§ **GOAL**
Gather from the listing below each line that includes the word "text", and copy it.

§ **DATA EXCERPTS**
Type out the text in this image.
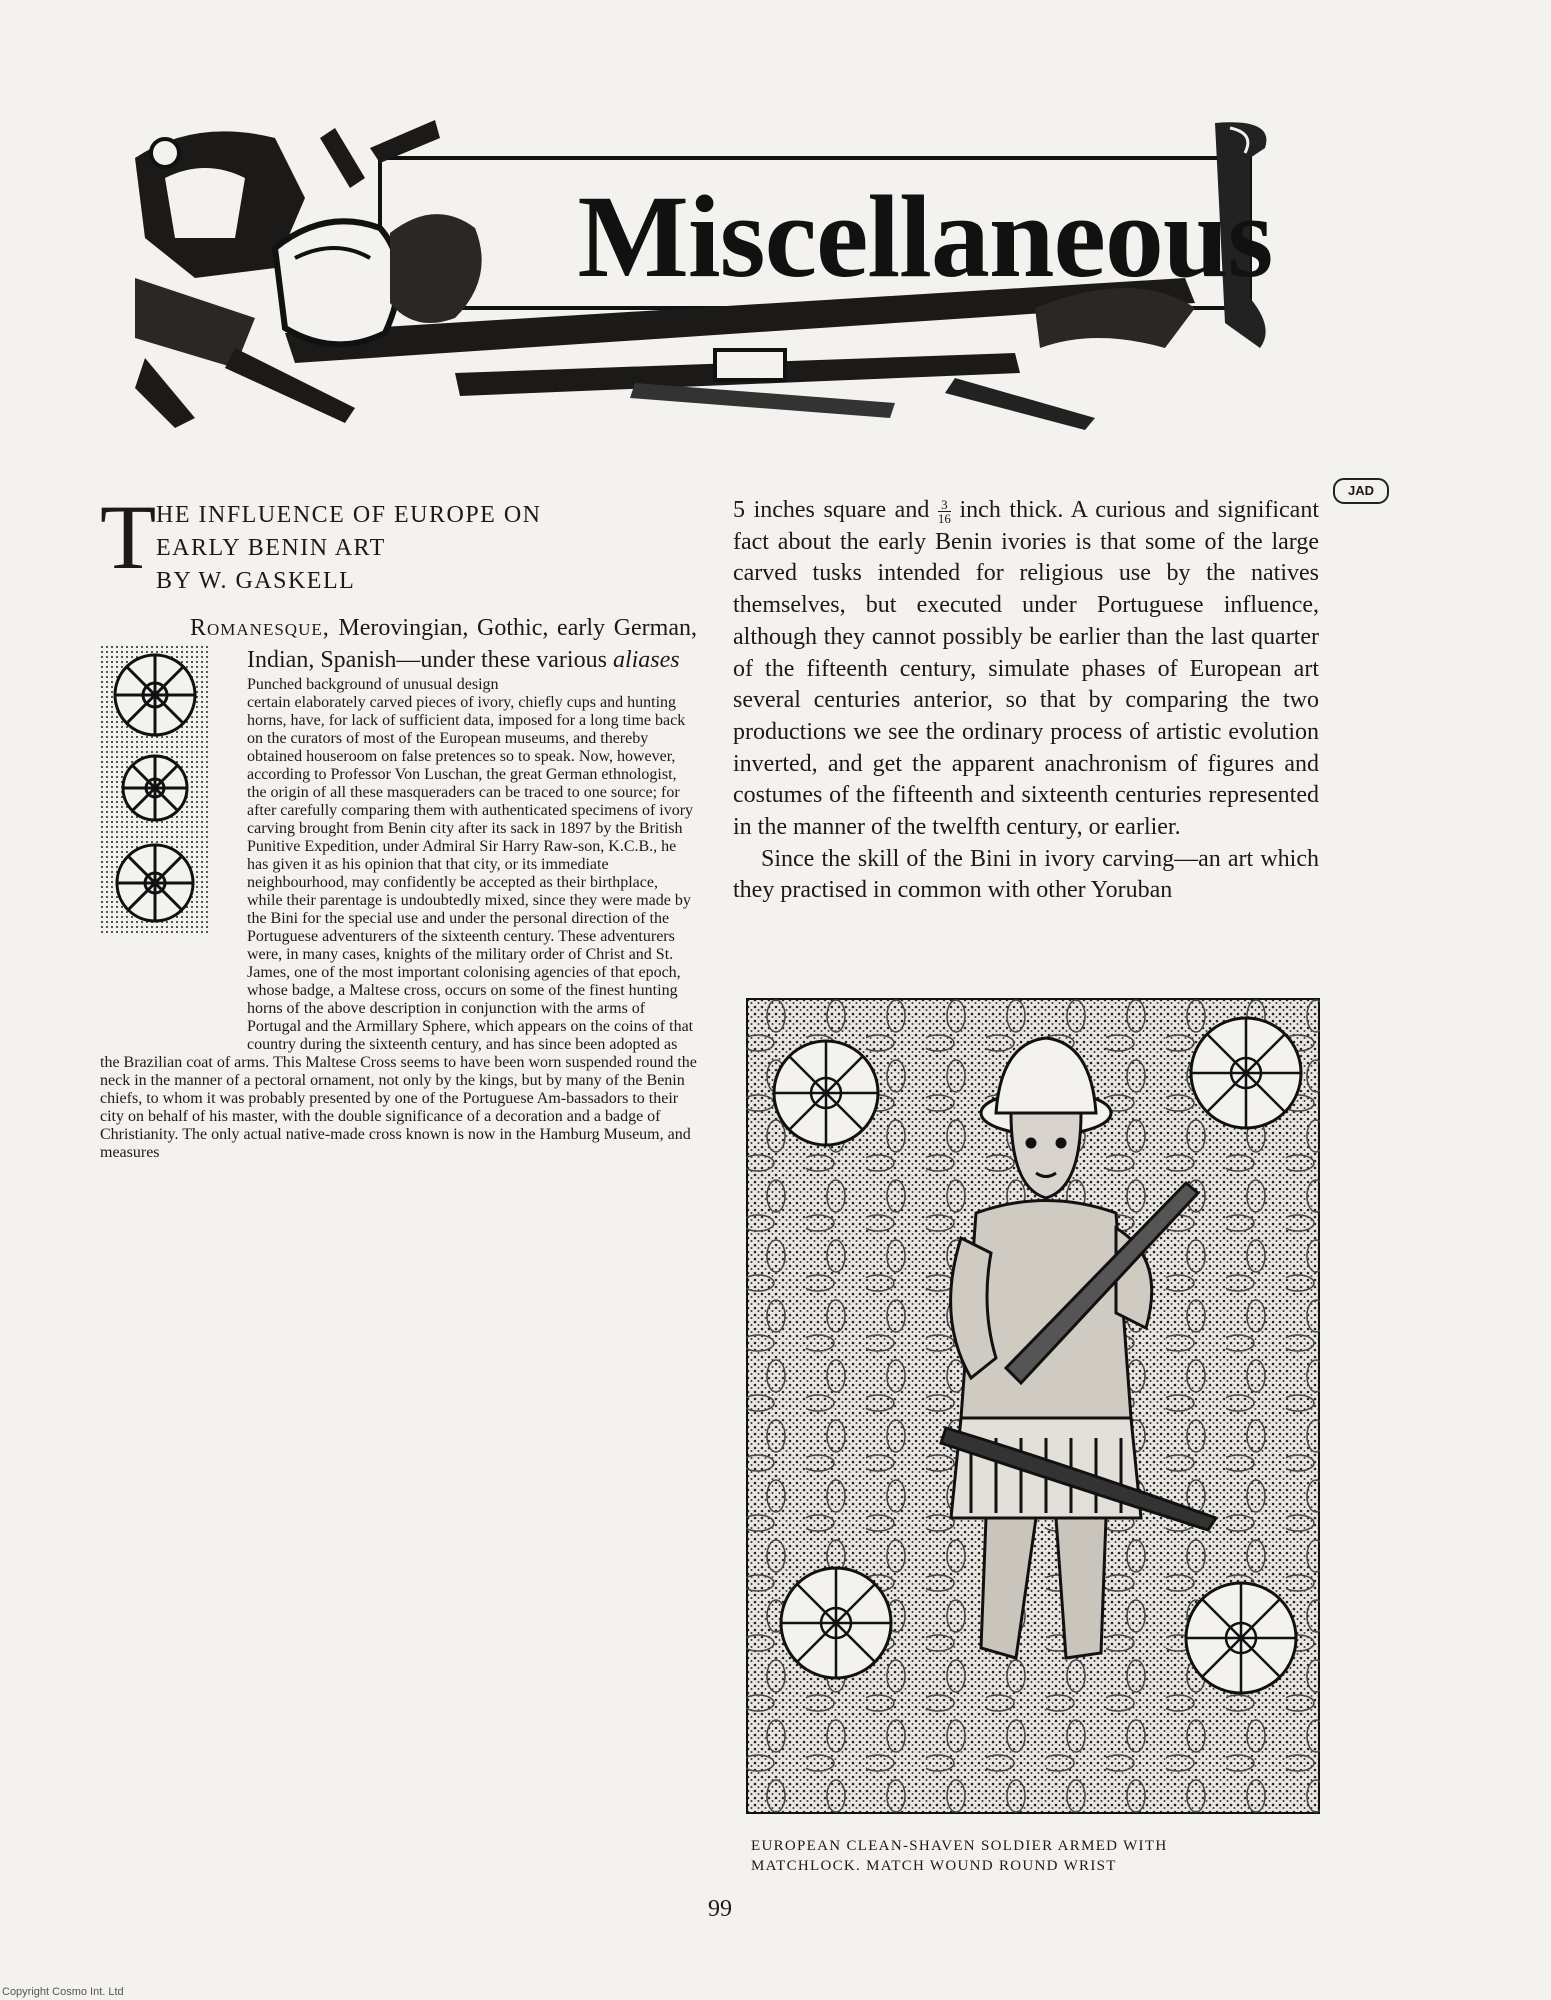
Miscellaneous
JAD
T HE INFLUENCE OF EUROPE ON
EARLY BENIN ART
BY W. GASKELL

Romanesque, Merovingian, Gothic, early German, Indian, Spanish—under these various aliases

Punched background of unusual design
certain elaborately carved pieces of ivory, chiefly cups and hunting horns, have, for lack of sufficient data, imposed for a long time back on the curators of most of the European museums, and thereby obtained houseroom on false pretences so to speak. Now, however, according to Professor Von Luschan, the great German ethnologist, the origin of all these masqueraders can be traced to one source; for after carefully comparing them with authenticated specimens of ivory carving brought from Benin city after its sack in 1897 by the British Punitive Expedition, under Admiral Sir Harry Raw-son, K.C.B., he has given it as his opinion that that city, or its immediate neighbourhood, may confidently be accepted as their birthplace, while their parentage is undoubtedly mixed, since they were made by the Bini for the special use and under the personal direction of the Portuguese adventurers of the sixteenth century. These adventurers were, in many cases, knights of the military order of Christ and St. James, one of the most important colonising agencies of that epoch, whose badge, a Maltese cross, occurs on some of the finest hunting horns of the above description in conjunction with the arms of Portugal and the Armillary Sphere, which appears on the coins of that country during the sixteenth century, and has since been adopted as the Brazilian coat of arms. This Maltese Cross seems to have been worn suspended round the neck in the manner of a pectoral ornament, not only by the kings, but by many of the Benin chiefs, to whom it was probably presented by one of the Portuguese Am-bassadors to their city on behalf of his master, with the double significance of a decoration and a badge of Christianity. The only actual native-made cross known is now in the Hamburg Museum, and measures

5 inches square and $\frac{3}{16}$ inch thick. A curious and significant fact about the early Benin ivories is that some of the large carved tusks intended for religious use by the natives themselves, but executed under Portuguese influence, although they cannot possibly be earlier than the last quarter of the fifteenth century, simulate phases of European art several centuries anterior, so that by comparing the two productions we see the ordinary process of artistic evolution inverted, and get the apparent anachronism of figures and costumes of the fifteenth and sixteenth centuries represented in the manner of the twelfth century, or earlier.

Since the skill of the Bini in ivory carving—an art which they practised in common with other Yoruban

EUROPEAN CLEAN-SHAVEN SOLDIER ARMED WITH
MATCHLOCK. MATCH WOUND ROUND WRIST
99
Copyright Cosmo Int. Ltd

* * *

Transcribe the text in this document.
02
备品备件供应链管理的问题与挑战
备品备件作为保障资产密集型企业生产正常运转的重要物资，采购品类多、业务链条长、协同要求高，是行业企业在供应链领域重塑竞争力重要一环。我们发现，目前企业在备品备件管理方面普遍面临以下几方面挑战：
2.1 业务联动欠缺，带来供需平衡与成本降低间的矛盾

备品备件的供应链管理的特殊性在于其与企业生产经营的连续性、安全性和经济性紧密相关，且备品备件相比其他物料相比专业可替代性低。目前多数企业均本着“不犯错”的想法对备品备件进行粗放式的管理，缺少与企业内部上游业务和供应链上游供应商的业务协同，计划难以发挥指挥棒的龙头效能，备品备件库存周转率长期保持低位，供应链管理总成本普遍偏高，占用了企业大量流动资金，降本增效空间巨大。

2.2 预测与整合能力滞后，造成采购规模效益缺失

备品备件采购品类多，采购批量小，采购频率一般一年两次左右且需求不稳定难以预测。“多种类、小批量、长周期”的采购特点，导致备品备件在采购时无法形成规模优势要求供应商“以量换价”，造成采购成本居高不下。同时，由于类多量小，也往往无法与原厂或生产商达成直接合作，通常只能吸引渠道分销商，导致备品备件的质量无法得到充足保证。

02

§ **EXERCISE ANSWER**
Type out the text in this image.
Transcribe the text in this document.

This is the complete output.